▶ **What you will do**:
Transcribe the listing exactly, leaving out every picture.
--- Begin Exercise materials ---
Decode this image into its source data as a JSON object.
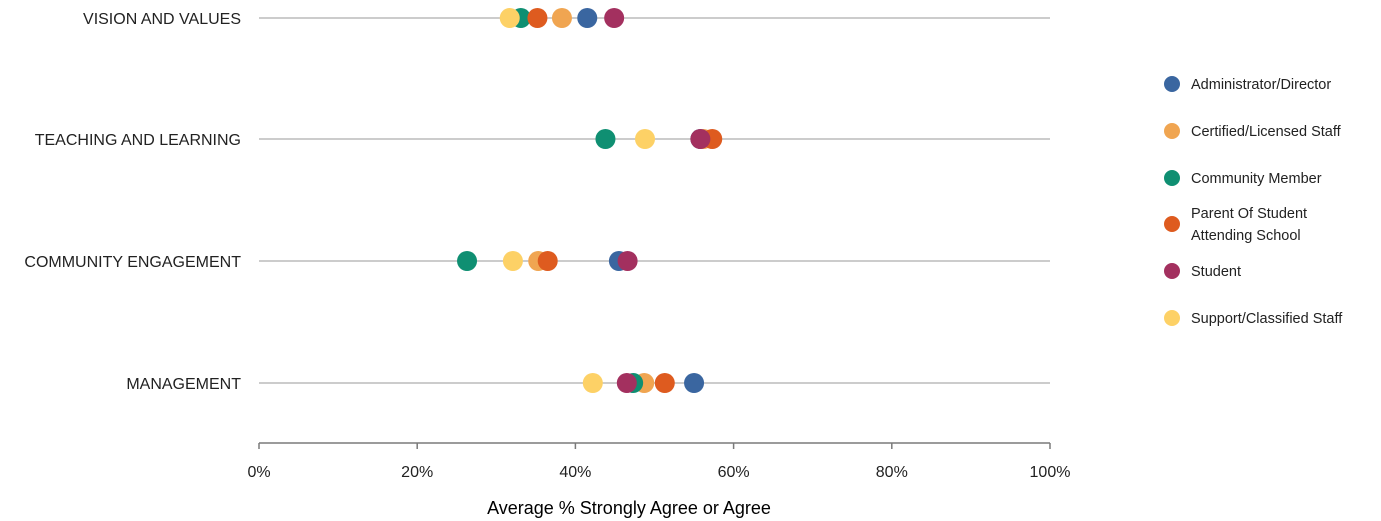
{
  "chart_data": {
    "type": "scatter",
    "categories": [
      "VISION AND VALUES",
      "TEACHING AND LEARNING",
      "COMMUNITY ENGAGEMENT",
      "MANAGEMENT"
    ],
    "xlabel": "Average % Strongly Agree or Agree",
    "xlim": [
      0,
      100
    ],
    "xticks": [
      "0%",
      "20%",
      "40%",
      "60%",
      "80%",
      "100%"
    ],
    "grid": false,
    "legend_position": "right",
    "series": [
      {
        "name": "Administrator/Director",
        "color": "#3a66a0",
        "values": [
          41.5,
          55.8,
          45.5,
          55
        ]
      },
      {
        "name": "Certified/Licensed Staff",
        "color": "#f0a551",
        "values": [
          38.3,
          56.2,
          35.3,
          48.7
        ]
      },
      {
        "name": "Community Member",
        "color": "#0f8f72",
        "values": [
          33.1,
          43.8,
          26.3,
          47.3
        ]
      },
      {
        "name": "Parent Of Student Attending School",
        "color": "#de5b1f",
        "values": [
          35.2,
          57.3,
          36.5,
          51.3
        ]
      },
      {
        "name": "Student",
        "color": "#a3305f",
        "values": [
          44.9,
          55.8,
          46.6,
          46.5
        ]
      },
      {
        "name": "Support/Classified Staff",
        "color": "#fdd166",
        "values": [
          31.7,
          48.8,
          32.1,
          42.2
        ]
      }
    ]
  }
}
--- End Exercise materials ---
▶ **Solution to this exercise**:
Decode this image into its source data as a JSON object.
{
  "chart_data": {
    "type": "scatter",
    "categories": [
      "VISION AND VALUES",
      "TEACHING AND LEARNING",
      "COMMUNITY ENGAGEMENT",
      "MANAGEMENT"
    ],
    "xlabel": "Average % Strongly Agree or Agree",
    "xlim": [
      0,
      100
    ],
    "xticks": [
      "0%",
      "20%",
      "40%",
      "60%",
      "80%",
      "100%"
    ],
    "grid": false,
    "legend_position": "right",
    "series": [
      {
        "name": "Administrator/Director",
        "color": "#3a66a0",
        "values": [
          41.5,
          55.8,
          45.5,
          55
        ]
      },
      {
        "name": "Certified/Licensed Staff",
        "color": "#f0a551",
        "values": [
          38.3,
          56.2,
          35.3,
          48.7
        ]
      },
      {
        "name": "Community Member",
        "color": "#0f8f72",
        "values": [
          33.1,
          43.8,
          26.3,
          47.3
        ]
      },
      {
        "name": "Parent Of Student Attending School",
        "color": "#de5b1f",
        "values": [
          35.2,
          57.3,
          36.5,
          51.3
        ]
      },
      {
        "name": "Student",
        "color": "#a3305f",
        "values": [
          44.9,
          55.8,
          46.6,
          46.5
        ]
      },
      {
        "name": "Support/Classified Staff",
        "color": "#fdd166",
        "values": [
          31.7,
          48.8,
          32.1,
          42.2
        ]
      }
    ]
  }
}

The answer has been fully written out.